(Recorded data)
>>>
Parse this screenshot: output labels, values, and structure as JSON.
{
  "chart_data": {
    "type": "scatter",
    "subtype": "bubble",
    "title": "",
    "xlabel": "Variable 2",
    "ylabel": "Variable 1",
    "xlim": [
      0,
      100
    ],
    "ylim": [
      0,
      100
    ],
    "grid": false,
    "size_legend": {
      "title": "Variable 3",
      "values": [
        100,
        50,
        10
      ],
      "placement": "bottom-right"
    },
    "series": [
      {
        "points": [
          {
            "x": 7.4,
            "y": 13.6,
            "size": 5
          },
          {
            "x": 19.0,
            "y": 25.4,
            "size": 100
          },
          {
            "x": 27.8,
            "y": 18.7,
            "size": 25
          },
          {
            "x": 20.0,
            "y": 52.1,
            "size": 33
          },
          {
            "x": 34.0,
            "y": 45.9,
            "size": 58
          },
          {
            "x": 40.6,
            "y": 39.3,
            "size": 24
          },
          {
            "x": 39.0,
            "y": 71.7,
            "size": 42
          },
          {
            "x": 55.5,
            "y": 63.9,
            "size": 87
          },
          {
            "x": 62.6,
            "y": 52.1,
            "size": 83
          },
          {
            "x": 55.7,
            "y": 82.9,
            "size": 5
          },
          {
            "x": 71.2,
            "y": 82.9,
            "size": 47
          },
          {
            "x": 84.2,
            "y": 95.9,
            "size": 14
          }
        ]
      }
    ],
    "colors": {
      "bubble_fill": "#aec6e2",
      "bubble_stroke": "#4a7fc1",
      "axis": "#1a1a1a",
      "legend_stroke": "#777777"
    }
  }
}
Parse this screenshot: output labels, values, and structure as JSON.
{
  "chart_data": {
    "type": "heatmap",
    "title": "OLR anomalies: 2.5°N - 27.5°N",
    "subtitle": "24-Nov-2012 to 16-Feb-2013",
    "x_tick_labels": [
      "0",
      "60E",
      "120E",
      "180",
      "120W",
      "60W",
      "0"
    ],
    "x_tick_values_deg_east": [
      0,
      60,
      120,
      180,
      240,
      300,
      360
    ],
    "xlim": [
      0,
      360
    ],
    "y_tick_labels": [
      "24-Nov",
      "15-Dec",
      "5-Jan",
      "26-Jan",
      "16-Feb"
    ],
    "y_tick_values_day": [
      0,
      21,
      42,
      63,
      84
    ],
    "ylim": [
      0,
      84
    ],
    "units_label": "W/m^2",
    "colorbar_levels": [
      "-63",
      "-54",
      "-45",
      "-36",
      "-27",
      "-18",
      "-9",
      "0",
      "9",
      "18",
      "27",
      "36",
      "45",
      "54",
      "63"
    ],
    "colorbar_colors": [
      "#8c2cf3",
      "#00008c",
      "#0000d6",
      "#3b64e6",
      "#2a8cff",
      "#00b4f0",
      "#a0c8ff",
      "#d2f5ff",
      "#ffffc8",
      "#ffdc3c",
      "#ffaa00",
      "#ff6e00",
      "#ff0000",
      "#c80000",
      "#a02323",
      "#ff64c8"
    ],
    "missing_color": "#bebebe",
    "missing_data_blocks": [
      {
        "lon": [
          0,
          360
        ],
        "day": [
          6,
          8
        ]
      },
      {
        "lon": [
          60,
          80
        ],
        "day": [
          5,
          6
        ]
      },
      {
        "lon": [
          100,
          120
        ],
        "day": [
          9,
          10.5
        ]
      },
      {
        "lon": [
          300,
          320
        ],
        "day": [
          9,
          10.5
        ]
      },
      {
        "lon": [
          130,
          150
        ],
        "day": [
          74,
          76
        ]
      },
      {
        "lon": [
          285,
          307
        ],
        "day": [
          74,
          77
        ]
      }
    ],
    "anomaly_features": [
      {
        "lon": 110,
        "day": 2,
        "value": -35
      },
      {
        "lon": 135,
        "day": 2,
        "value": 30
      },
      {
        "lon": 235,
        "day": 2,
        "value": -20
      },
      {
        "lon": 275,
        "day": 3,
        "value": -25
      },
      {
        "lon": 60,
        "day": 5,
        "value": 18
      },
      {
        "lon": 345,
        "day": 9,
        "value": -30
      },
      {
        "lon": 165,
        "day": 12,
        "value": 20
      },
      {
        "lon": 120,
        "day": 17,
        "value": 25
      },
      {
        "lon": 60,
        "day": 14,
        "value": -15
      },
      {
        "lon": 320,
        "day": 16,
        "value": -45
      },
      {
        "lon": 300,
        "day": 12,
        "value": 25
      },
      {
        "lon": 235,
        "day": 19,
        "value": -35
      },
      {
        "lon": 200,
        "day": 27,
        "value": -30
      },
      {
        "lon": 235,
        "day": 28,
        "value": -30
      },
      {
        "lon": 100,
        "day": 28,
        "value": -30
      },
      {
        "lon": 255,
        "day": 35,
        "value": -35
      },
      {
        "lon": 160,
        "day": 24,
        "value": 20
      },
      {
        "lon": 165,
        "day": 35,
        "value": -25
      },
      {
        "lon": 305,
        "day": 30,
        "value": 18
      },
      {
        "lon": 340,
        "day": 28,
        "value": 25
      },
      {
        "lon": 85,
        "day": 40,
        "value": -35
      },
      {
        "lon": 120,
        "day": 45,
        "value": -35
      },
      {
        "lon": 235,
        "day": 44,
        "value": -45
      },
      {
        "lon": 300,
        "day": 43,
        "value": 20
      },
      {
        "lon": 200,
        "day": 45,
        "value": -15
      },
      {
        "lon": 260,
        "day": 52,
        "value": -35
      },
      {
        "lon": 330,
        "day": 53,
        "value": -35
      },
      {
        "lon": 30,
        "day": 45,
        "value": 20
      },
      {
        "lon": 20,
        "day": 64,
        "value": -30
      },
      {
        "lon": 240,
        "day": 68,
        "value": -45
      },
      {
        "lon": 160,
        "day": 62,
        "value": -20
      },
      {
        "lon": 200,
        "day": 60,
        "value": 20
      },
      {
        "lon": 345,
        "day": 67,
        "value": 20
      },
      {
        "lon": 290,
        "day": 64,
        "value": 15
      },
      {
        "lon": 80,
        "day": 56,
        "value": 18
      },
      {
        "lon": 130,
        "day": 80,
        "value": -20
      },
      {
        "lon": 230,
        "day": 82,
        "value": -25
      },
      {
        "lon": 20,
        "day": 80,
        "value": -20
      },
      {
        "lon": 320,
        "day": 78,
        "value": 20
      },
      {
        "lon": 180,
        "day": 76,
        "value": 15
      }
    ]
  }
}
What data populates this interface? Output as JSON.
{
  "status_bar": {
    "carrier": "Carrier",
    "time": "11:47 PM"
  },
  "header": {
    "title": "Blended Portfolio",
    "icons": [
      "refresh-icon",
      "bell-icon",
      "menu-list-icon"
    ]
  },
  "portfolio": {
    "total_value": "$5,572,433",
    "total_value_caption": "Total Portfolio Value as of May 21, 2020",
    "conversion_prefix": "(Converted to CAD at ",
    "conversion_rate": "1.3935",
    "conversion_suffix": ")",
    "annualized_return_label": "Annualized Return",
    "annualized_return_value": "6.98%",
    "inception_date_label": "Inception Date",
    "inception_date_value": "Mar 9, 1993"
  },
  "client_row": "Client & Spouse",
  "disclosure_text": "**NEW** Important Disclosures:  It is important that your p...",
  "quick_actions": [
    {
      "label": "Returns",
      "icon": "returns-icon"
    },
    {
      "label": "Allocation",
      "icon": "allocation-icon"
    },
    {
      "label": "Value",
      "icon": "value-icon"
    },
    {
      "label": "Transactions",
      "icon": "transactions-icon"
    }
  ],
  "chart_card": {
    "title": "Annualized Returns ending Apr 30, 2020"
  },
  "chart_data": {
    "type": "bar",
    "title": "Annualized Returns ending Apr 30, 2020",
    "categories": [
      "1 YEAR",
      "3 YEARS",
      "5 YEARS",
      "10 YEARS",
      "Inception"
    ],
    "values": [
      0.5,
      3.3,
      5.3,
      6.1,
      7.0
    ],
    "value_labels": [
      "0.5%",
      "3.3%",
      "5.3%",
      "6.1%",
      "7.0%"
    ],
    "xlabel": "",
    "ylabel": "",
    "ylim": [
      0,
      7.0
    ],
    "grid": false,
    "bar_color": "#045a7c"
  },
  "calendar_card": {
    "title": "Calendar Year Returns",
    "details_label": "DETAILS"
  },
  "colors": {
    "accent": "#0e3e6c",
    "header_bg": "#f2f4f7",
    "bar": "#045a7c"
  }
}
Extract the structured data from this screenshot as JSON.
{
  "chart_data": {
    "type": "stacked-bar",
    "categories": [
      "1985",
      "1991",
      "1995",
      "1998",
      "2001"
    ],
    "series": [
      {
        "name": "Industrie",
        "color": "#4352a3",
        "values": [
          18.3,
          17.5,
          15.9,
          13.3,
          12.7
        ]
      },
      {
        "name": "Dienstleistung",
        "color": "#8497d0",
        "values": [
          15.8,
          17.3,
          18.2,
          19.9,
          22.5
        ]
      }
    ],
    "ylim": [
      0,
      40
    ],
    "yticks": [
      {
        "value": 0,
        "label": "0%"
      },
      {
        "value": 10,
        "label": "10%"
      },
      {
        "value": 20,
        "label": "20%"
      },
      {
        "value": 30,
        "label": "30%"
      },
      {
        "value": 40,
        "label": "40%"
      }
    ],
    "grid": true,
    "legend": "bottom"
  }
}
<<<
▸ Goal: Write the lines out verbatim, from the one with "Extract the structured" through the last line of the entries, and stop there.

▸ Correct output:
Extract the structured data from this screenshot as JSON.
{
  "chart_data": {
    "type": "stacked-bar",
    "categories": [
      "1985",
      "1991",
      "1995",
      "1998",
      "2001"
    ],
    "series": [
      {
        "name": "Industrie",
        "color": "#4352a3",
        "values": [
          18.3,
          17.5,
          15.9,
          13.3,
          12.7
        ]
      },
      {
        "name": "Dienstleistung",
        "color": "#8497d0",
        "values": [
          15.8,
          17.3,
          18.2,
          19.9,
          22.5
        ]
      }
    ],
    "ylim": [
      0,
      40
    ],
    "yticks": [
      {
        "value": 0,
        "label": "0%"
      },
      {
        "value": 10,
        "label": "10%"
      },
      {
        "value": 20,
        "label": "20%"
      },
      {
        "value": 30,
        "label": "30%"
      },
      {
        "value": 40,
        "label": "40%"
      }
    ],
    "grid": true,
    "legend": "bottom"
  }
}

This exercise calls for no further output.